### EXERCISE DETAILS
In your copy, leave out the pictures and repeat the entries below exactly.

[Data entries]
┄┄┄┄┄┄

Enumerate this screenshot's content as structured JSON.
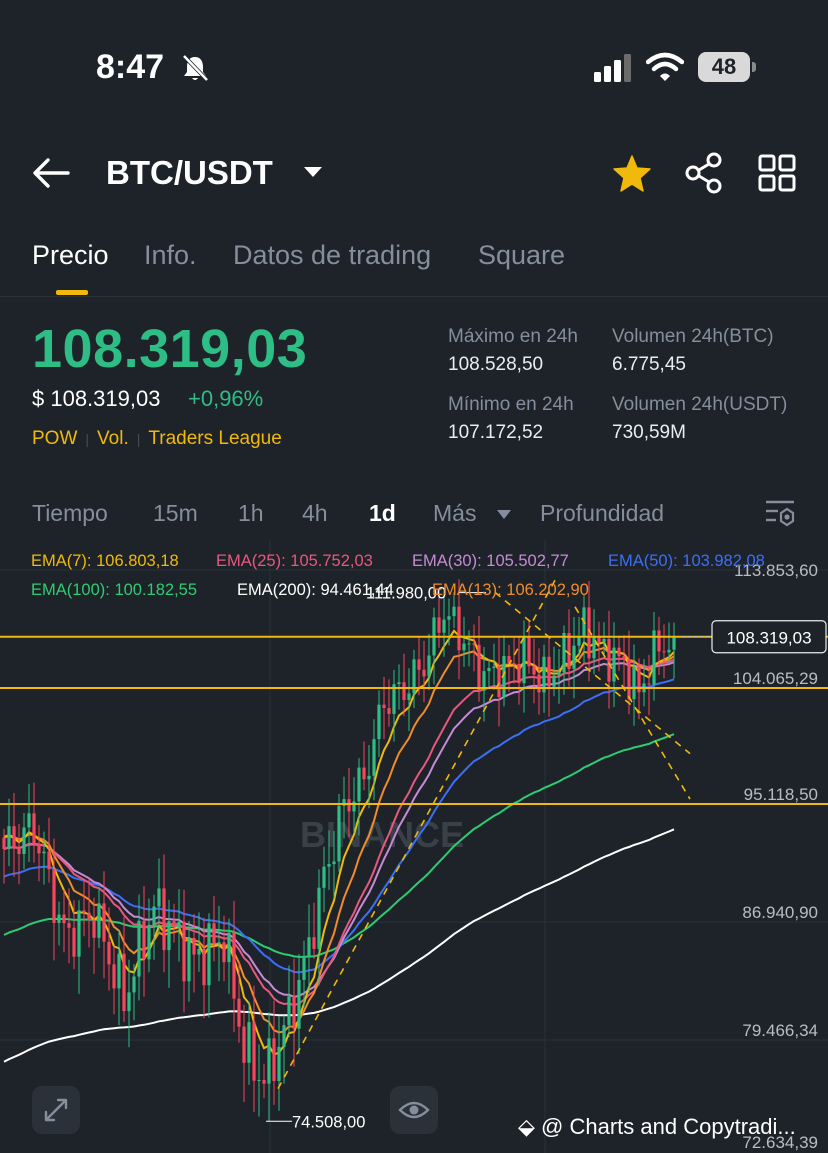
{
  "status_bar": {
    "time": "8:47",
    "battery": "48"
  },
  "header": {
    "pair": "BTC/USDT"
  },
  "tabs": [
    "Precio",
    "Info.",
    "Datos de trading",
    "Square"
  ],
  "price": {
    "last": "108.319,03",
    "usd": "$ 108.319,03",
    "change": "+0,96%",
    "tags": [
      "POW",
      "Vol.",
      "Traders League"
    ]
  },
  "stats": {
    "high_label": "Máximo en 24h",
    "high_value": "108.528,50",
    "low_label": "Mínimo en 24h",
    "low_value": "107.172,52",
    "vol_btc_label": "Volumen 24h(BTC)",
    "vol_btc_value": "6.775,45",
    "vol_usdt_label": "Volumen 24h(USDT)",
    "vol_usdt_value": "730,59M"
  },
  "intervals": [
    "Tiempo",
    "15m",
    "1h",
    "4h",
    "1d",
    "Más",
    "Profundidad"
  ],
  "colors": {
    "up": "#2ebd85",
    "down": "#f6465d",
    "accent": "#f0b90b",
    "ema7": "#f0b90b",
    "ema25": "#e8577f",
    "ema30": "#c58bd6",
    "ema50": "#3b6ff5",
    "ema100": "#2ecc71",
    "ema200": "#ffffff",
    "ema13": "#f08c2a"
  },
  "chart_data": {
    "type": "candlestick",
    "indicators": [
      {
        "label": "EMA(7): 106.803,18",
        "color": "#f0b90b"
      },
      {
        "label": "EMA(25): 105.752,03",
        "color": "#e8577f"
      },
      {
        "label": "EMA(30): 105.502,77",
        "color": "#c58bd6"
      },
      {
        "label": "EMA(50): 103.982,08",
        "color": "#3b6ff5"
      },
      {
        "label": "EMA(100): 100.182,55",
        "color": "#2ecc71"
      },
      {
        "label": "EMA(200): 94.461,44",
        "color": "#ffffff"
      },
      {
        "label": "EMA(13): 106.202,90",
        "color": "#f08c2a"
      }
    ],
    "y_ticks": [
      "113.853,60",
      "104.065,29",
      "95.118,50",
      "86.940,90",
      "79.466,34",
      "72.634,39"
    ],
    "y_tick_values": [
      113853.6,
      104065.29,
      95118.5,
      86940.9,
      79466.34,
      72634.39
    ],
    "current_price_label": "108.319,03",
    "current_price": 108319.03,
    "high_annotation": "111.980,00",
    "high_value": 111980,
    "low_annotation": "74.508,00",
    "low_value": 74508,
    "horizontal_levels": [
      108319.03,
      104065.29,
      95118.5
    ]
  },
  "watermark": "BINANCE",
  "credit": "@ Charts and Copytradi..."
}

┄┄┄┄┄┄

### TASK OUTPUT
Enumerate this screenshot's content as structured JSON.
{
  "status_bar": {
    "time": "8:47",
    "battery": "48"
  },
  "header": {
    "pair": "BTC/USDT"
  },
  "tabs": [
    "Precio",
    "Info.",
    "Datos de trading",
    "Square"
  ],
  "price": {
    "last": "108.319,03",
    "usd": "$ 108.319,03",
    "change": "+0,96%",
    "tags": [
      "POW",
      "Vol.",
      "Traders League"
    ]
  },
  "stats": {
    "high_label": "Máximo en 24h",
    "high_value": "108.528,50",
    "low_label": "Mínimo en 24h",
    "low_value": "107.172,52",
    "vol_btc_label": "Volumen 24h(BTC)",
    "vol_btc_value": "6.775,45",
    "vol_usdt_label": "Volumen 24h(USDT)",
    "vol_usdt_value": "730,59M"
  },
  "intervals": [
    "Tiempo",
    "15m",
    "1h",
    "4h",
    "1d",
    "Más",
    "Profundidad"
  ],
  "colors": {
    "up": "#2ebd85",
    "down": "#f6465d",
    "accent": "#f0b90b",
    "ema7": "#f0b90b",
    "ema25": "#e8577f",
    "ema30": "#c58bd6",
    "ema50": "#3b6ff5",
    "ema100": "#2ecc71",
    "ema200": "#ffffff",
    "ema13": "#f08c2a"
  },
  "chart_data": {
    "type": "candlestick",
    "indicators": [
      {
        "label": "EMA(7): 106.803,18",
        "color": "#f0b90b"
      },
      {
        "label": "EMA(25): 105.752,03",
        "color": "#e8577f"
      },
      {
        "label": "EMA(30): 105.502,77",
        "color": "#c58bd6"
      },
      {
        "label": "EMA(50): 103.982,08",
        "color": "#3b6ff5"
      },
      {
        "label": "EMA(100): 100.182,55",
        "color": "#2ecc71"
      },
      {
        "label": "EMA(200): 94.461,44",
        "color": "#ffffff"
      },
      {
        "label": "EMA(13): 106.202,90",
        "color": "#f08c2a"
      }
    ],
    "y_ticks": [
      "113.853,60",
      "104.065,29",
      "95.118,50",
      "86.940,90",
      "79.466,34",
      "72.634,39"
    ],
    "y_tick_values": [
      113853.6,
      104065.29,
      95118.5,
      86940.9,
      79466.34,
      72634.39
    ],
    "current_price_label": "108.319,03",
    "current_price": 108319.03,
    "high_annotation": "111.980,00",
    "high_value": 111980,
    "low_annotation": "74.508,00",
    "low_value": 74508,
    "horizontal_levels": [
      108319.03,
      104065.29,
      95118.5
    ]
  },
  "watermark": "BINANCE",
  "credit": "@ Charts and Copytradi..."
}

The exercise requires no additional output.